> **Exercise brief**
Locate the lines that hold the string "Record". Copy every such line.

------ Material shown ------

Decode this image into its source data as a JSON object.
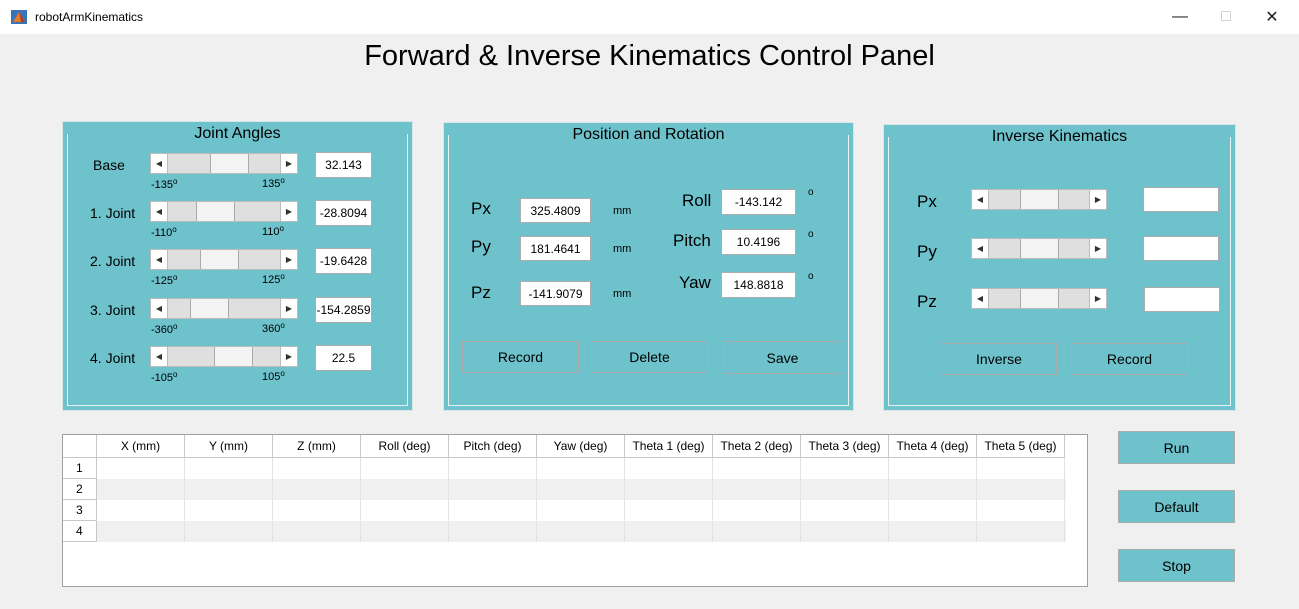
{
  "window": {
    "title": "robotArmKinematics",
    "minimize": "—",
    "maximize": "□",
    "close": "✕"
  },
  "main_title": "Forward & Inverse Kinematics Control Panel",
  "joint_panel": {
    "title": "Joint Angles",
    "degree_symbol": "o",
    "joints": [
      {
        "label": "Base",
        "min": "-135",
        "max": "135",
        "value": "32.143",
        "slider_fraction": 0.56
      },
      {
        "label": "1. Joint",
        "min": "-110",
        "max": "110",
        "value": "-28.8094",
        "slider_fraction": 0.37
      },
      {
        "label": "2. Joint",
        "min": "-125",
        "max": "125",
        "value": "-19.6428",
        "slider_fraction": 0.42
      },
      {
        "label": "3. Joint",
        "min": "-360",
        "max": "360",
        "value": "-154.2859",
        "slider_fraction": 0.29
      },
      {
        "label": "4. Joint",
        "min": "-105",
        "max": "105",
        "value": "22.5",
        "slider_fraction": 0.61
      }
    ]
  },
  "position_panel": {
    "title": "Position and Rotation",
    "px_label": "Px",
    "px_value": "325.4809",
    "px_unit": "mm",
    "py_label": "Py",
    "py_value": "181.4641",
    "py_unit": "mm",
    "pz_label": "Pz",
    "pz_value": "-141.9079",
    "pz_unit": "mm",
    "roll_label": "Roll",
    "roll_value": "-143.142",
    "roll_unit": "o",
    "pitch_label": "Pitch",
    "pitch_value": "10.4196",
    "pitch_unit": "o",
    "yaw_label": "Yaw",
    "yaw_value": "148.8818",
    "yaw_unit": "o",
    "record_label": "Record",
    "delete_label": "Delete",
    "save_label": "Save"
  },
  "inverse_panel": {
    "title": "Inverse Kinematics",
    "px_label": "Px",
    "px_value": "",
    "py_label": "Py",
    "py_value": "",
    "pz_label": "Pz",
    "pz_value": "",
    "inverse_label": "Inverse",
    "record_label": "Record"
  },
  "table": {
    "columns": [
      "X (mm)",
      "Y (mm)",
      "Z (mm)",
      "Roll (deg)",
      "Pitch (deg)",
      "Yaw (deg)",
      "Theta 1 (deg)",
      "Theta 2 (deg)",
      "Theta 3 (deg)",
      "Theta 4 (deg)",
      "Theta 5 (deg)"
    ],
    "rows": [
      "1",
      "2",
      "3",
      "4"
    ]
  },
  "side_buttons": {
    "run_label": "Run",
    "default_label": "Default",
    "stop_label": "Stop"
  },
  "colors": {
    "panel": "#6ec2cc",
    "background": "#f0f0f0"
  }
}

------

> **Full output**
    "record_label": "Record",
    "record_label": "Record"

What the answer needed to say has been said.